### WHAT YOU WILL DO
Search the data below for the word "Tutorial" and copy each line that holds it.

### RECORDS TO USE
==============================
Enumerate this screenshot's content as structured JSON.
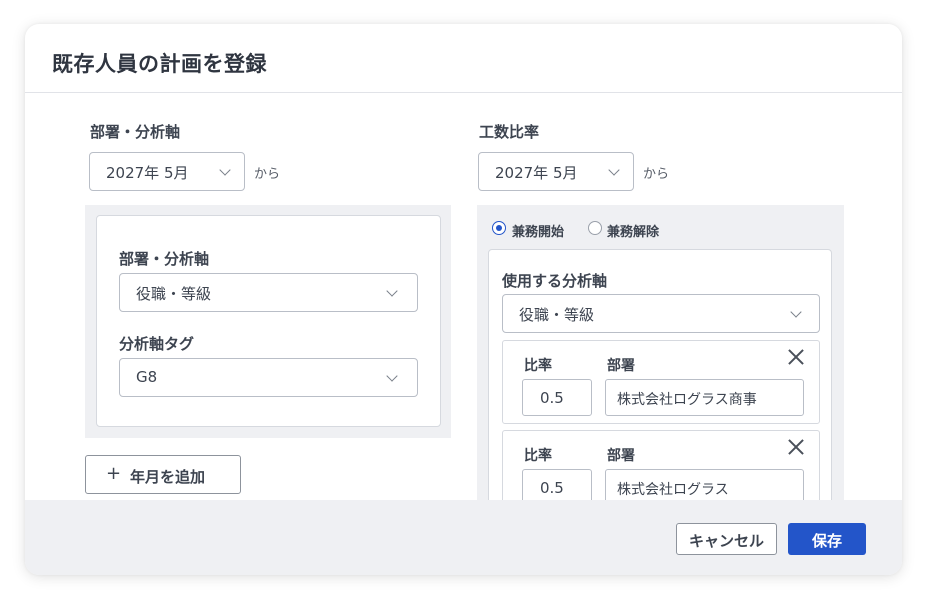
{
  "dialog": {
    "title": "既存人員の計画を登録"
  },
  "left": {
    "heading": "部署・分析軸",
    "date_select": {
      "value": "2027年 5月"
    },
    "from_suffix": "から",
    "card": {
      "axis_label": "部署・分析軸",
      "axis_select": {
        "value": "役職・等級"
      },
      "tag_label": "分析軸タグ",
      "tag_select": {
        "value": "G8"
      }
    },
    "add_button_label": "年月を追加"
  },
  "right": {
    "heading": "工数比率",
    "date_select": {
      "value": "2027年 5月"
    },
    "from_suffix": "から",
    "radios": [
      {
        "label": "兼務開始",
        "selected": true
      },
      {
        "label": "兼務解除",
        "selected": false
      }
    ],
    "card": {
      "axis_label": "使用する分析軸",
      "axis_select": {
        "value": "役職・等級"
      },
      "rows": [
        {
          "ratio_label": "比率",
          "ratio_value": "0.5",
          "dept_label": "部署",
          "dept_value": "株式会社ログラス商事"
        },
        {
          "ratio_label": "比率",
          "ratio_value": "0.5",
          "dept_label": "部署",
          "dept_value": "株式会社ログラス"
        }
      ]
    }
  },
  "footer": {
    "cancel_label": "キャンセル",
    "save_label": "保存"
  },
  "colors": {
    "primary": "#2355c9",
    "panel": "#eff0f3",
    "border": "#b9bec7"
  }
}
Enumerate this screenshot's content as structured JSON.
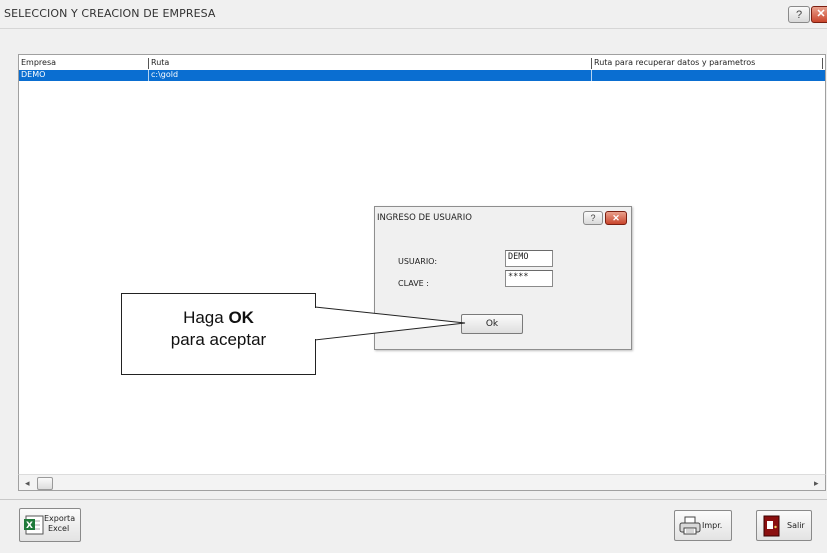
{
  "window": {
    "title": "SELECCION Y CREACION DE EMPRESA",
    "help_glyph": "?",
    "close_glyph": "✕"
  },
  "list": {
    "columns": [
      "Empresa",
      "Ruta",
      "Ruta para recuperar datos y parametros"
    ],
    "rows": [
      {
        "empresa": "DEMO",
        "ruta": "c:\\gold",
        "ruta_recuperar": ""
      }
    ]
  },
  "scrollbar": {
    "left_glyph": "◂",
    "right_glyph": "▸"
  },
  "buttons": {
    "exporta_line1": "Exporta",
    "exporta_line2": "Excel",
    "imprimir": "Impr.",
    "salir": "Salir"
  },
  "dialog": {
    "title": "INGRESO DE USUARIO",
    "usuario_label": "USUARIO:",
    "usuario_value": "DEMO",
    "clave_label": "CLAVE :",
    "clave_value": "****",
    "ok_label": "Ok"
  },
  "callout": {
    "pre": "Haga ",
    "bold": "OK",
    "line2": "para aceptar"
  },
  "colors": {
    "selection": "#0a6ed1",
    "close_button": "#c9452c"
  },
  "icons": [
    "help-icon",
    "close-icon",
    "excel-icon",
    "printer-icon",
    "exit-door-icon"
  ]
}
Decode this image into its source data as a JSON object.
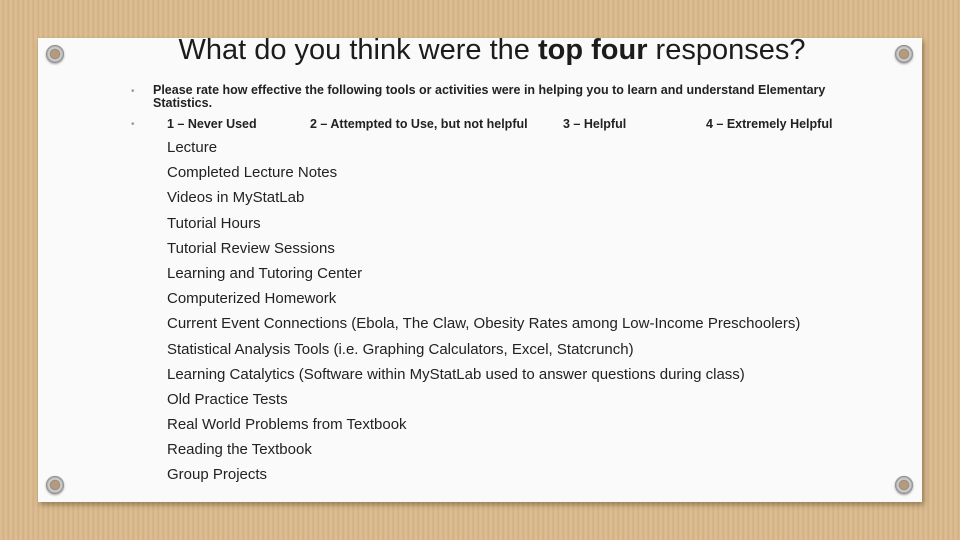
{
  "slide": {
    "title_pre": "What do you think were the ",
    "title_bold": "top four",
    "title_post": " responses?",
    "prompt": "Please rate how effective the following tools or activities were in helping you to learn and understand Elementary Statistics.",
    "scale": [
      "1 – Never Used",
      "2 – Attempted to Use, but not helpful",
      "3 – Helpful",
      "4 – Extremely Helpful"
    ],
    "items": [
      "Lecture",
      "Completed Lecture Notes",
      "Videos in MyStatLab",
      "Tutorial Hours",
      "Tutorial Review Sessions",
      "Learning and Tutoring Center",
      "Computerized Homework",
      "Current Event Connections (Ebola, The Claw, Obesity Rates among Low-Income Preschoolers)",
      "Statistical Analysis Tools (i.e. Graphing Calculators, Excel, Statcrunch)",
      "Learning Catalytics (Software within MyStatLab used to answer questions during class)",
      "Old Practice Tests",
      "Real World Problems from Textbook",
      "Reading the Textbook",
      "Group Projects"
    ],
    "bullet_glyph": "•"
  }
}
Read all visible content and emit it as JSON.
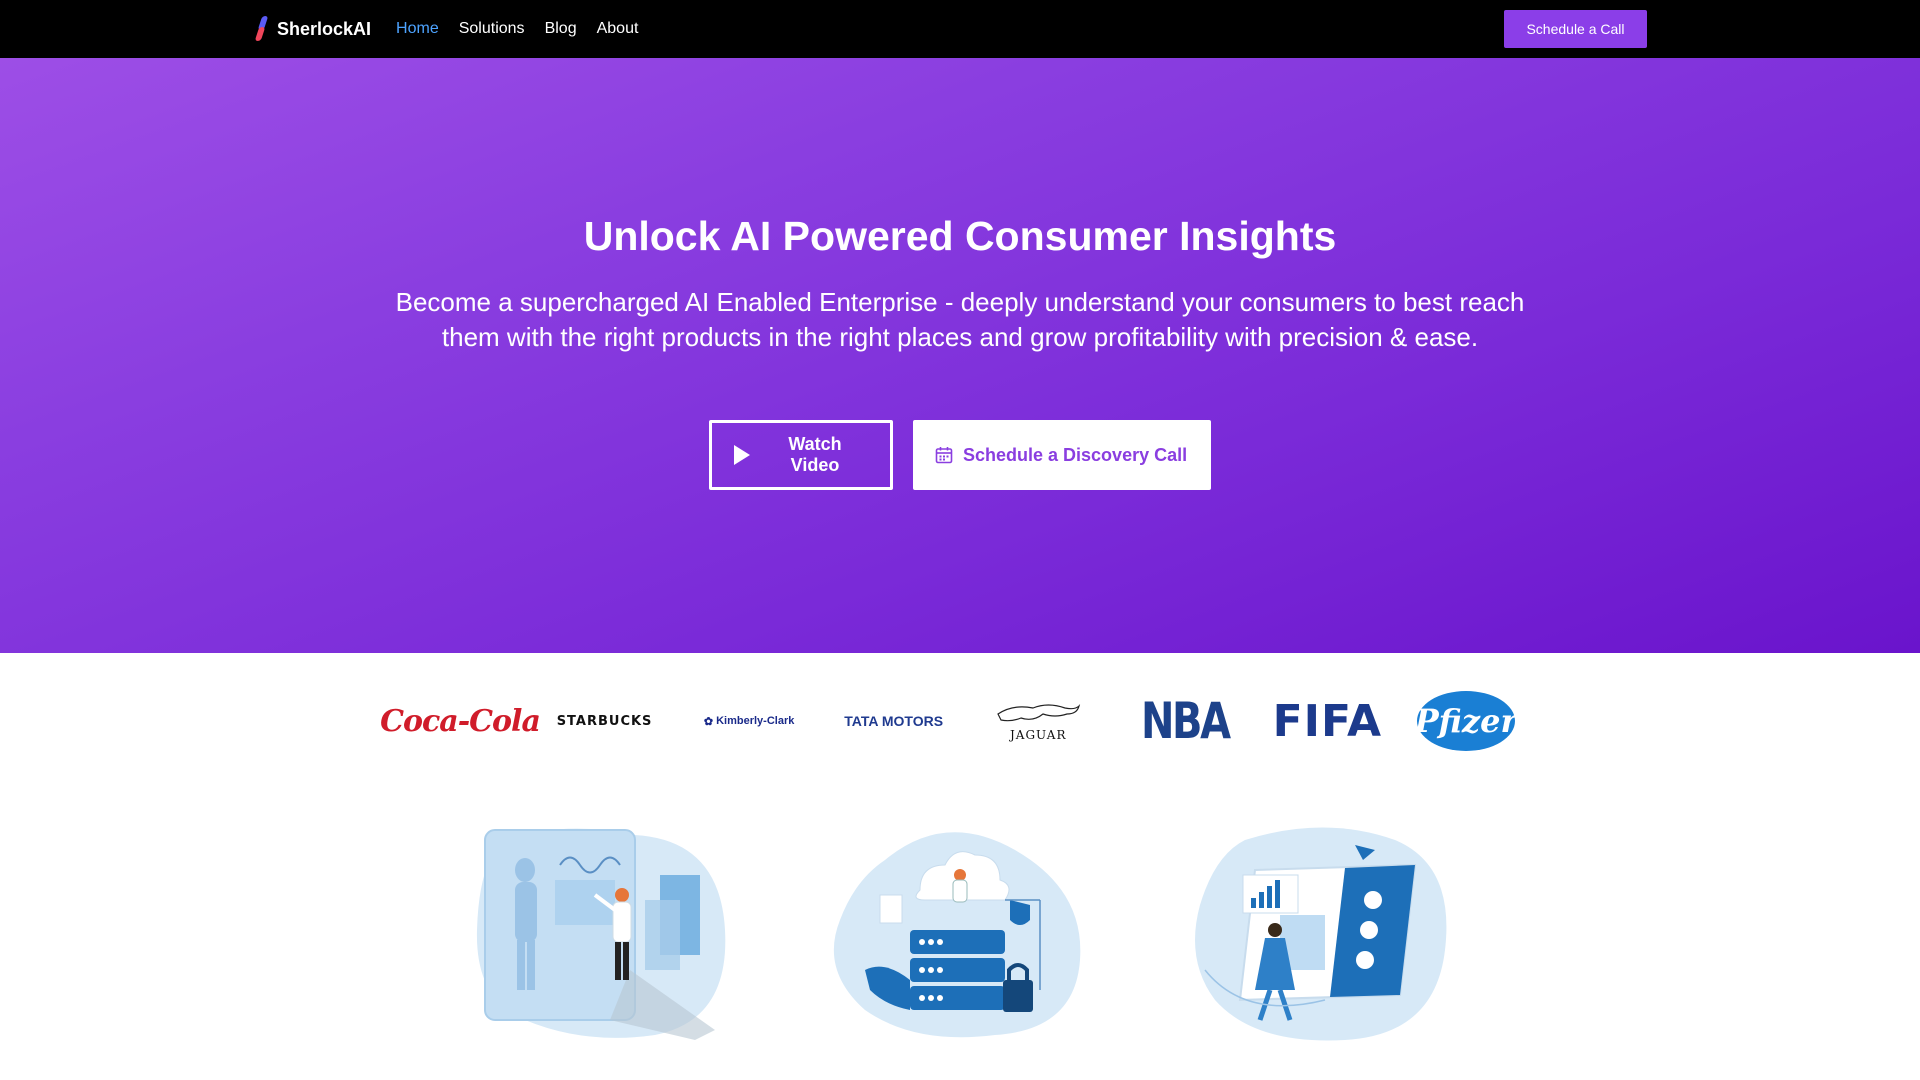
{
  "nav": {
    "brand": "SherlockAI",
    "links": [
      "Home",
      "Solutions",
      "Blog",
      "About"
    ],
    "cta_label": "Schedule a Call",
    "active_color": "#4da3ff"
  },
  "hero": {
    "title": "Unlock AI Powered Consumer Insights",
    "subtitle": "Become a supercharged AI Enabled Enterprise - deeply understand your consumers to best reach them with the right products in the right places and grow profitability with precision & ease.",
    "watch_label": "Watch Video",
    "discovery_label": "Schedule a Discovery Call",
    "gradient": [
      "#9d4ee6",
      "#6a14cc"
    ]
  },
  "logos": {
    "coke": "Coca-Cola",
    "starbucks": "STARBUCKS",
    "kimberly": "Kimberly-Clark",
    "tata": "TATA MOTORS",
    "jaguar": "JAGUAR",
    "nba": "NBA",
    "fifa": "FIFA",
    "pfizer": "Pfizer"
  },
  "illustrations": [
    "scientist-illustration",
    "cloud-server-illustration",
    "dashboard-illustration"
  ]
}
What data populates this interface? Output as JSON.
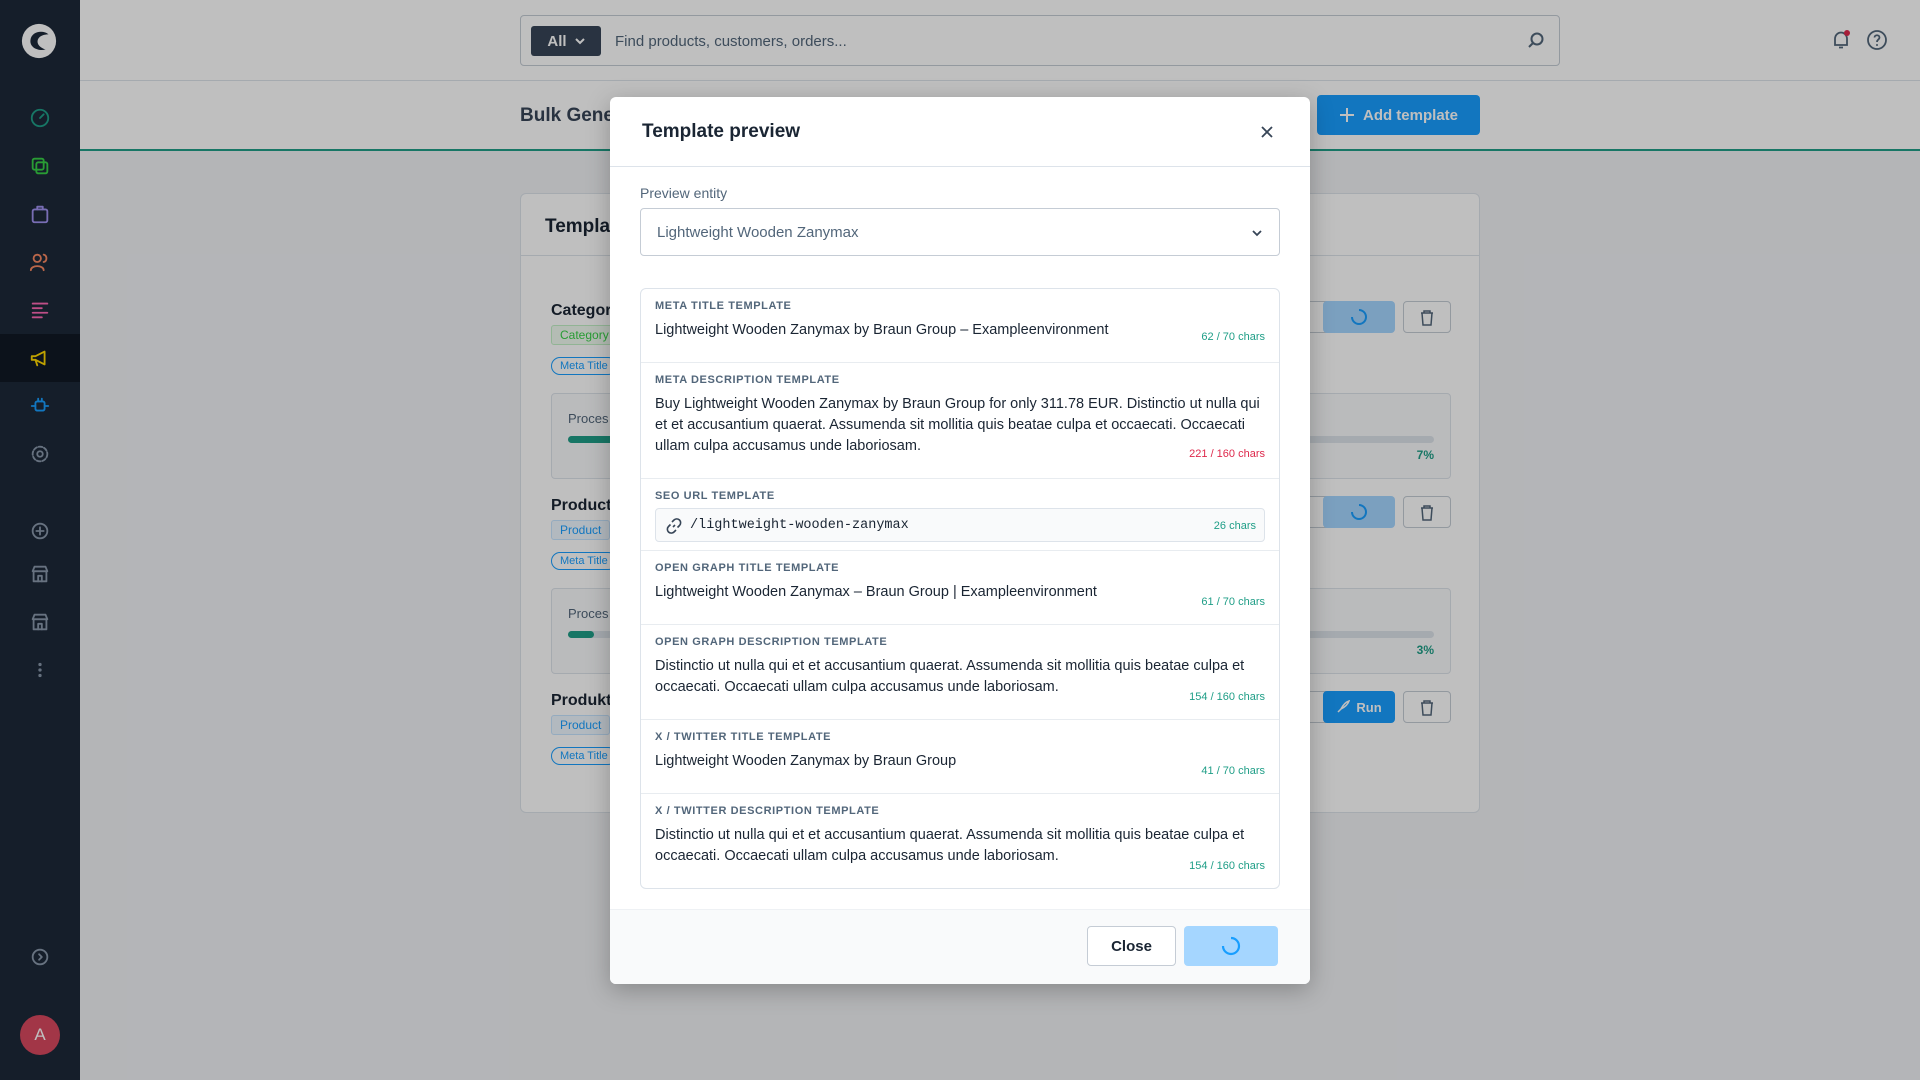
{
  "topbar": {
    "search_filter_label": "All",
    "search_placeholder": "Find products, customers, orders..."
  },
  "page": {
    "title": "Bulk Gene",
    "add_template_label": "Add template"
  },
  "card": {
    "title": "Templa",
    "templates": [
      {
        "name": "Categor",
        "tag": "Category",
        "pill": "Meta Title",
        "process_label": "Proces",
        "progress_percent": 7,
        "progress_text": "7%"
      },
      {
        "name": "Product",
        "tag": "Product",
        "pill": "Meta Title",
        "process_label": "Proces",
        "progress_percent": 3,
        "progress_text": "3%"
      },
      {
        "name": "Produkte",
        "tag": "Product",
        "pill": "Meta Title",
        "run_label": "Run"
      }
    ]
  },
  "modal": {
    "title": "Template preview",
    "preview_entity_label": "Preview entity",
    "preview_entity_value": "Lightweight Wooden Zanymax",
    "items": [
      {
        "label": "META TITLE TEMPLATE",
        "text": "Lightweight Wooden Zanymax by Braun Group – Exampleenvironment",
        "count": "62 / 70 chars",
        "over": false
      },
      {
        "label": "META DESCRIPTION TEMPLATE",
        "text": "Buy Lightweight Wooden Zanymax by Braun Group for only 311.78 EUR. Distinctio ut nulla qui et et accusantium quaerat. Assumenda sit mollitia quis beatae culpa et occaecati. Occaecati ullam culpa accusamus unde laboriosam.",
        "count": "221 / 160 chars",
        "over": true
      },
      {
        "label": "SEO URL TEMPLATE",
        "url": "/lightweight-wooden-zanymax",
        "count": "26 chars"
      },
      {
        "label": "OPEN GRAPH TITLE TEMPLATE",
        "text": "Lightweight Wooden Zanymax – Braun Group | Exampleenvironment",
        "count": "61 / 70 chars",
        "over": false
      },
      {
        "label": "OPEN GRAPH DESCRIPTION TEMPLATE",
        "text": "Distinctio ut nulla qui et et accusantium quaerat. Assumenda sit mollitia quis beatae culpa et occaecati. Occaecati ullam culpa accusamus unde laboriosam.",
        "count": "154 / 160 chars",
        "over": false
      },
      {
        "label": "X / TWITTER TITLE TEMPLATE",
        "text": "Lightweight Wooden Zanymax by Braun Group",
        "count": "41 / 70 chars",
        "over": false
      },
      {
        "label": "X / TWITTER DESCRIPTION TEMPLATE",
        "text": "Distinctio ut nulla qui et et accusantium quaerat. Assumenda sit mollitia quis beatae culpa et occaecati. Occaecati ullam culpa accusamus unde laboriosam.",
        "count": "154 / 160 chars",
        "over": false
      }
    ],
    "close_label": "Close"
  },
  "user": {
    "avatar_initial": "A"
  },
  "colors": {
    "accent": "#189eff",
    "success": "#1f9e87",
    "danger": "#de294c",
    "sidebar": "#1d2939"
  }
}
==============================
### THE ANSWER
      "Tutorial Hours",
      "Tutorial Review Sessions",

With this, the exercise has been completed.